----- STORED RECORDS -----

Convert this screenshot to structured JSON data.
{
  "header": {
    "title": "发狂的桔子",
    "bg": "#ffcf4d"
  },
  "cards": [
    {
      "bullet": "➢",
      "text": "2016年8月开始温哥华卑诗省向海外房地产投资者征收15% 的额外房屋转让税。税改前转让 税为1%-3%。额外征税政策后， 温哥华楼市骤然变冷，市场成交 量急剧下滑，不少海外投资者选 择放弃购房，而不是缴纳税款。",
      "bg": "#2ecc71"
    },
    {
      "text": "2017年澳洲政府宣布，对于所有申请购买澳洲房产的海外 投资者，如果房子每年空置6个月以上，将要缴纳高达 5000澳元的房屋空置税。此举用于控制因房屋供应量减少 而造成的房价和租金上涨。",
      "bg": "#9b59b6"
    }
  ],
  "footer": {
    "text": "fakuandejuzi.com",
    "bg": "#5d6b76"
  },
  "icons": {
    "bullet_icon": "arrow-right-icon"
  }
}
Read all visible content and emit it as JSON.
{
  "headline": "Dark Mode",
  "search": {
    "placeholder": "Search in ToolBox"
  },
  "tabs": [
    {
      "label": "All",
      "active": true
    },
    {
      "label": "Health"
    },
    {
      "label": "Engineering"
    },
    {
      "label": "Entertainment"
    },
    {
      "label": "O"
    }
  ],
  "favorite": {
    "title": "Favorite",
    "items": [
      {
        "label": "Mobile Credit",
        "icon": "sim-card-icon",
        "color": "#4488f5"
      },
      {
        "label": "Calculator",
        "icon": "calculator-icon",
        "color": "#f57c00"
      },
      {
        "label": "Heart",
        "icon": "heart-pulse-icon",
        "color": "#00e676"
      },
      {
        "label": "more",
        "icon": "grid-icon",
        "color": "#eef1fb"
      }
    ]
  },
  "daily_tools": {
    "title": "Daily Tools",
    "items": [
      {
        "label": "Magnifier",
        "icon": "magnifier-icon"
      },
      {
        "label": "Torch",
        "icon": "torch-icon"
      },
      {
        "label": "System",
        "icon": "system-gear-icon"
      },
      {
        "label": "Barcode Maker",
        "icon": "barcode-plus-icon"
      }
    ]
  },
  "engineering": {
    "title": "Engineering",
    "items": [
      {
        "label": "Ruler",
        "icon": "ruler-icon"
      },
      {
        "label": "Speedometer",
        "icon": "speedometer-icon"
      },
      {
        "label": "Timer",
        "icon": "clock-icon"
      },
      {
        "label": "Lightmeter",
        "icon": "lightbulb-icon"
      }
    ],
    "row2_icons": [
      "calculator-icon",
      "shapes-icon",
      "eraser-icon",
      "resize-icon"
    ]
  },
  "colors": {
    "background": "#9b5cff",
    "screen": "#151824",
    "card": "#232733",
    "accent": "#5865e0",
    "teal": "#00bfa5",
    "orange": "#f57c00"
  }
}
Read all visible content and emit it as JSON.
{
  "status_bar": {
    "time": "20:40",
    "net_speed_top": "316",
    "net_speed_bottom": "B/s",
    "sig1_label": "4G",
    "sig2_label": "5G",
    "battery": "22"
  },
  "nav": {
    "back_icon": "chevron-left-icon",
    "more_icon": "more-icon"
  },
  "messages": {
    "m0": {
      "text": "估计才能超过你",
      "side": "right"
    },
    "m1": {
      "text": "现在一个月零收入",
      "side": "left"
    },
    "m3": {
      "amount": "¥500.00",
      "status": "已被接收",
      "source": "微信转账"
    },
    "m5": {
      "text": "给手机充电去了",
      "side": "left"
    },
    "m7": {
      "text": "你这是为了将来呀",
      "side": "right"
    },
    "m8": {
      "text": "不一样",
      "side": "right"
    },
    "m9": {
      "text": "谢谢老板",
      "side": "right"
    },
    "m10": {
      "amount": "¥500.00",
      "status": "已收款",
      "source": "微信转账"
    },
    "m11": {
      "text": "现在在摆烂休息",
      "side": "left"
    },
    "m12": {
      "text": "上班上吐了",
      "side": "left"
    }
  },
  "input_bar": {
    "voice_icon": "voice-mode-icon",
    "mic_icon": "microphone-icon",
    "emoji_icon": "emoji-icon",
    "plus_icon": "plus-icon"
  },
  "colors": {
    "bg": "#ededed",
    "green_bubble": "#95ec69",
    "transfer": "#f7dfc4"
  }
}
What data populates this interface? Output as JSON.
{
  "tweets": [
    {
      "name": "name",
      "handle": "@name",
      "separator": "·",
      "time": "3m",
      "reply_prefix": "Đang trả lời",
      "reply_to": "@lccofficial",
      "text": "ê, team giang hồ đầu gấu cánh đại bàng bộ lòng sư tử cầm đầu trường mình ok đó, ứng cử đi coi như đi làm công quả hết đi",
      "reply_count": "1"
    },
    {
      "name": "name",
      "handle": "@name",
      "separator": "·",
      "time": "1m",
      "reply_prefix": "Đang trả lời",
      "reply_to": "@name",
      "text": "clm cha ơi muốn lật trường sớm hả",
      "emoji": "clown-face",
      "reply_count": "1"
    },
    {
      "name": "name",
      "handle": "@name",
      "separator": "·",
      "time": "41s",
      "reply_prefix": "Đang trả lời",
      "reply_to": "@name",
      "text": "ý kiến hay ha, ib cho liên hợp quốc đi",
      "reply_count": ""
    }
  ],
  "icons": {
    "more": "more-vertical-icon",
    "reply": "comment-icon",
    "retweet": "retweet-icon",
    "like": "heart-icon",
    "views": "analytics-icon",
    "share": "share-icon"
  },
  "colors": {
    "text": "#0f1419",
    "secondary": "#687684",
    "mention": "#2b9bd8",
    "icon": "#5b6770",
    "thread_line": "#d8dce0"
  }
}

-----

EXERCISE DIRECTIONS: Pull every line containing "this" out of the records.

TASK RESPONSE:
Convert this screenshot to structured JSON data.
What data populates this interface? Output as JSON.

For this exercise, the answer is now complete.